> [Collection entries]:

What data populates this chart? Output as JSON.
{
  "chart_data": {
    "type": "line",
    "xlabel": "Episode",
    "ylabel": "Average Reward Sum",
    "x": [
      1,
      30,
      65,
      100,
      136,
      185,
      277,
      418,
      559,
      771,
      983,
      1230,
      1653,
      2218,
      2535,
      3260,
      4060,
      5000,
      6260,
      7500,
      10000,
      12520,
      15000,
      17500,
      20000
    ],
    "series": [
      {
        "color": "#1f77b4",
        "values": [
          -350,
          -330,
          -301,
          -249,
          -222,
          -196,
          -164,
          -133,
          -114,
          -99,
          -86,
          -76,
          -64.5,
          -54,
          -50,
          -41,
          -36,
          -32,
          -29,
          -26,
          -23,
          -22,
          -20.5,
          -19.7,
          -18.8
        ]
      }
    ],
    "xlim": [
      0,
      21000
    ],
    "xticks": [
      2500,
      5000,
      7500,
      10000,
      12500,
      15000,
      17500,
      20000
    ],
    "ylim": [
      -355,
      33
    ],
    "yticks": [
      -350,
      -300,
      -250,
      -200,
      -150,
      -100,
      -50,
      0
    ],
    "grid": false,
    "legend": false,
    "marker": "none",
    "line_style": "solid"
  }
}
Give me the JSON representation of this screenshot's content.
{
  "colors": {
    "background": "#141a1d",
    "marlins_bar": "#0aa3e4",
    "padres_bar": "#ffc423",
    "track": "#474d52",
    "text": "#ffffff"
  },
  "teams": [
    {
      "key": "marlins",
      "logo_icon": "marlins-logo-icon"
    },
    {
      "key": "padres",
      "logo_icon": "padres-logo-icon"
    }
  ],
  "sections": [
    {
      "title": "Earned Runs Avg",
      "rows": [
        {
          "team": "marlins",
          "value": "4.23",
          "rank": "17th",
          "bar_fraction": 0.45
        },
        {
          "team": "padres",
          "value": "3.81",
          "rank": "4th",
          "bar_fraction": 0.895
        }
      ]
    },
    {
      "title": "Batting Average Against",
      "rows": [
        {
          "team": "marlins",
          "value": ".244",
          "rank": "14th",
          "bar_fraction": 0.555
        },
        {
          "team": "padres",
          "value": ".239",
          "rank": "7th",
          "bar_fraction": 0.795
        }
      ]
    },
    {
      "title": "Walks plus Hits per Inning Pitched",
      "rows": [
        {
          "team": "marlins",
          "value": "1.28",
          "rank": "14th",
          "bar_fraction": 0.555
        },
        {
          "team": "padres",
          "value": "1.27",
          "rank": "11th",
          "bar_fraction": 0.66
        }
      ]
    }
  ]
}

> [Given task]: Identify and copy the lines holding the word "rank".

> [Exercise answer]:
          "rank": "17th",
          "rank": "4th",
          "rank": "14th",
          "rank": "7th",
          "rank": "14th",
          "rank": "11th",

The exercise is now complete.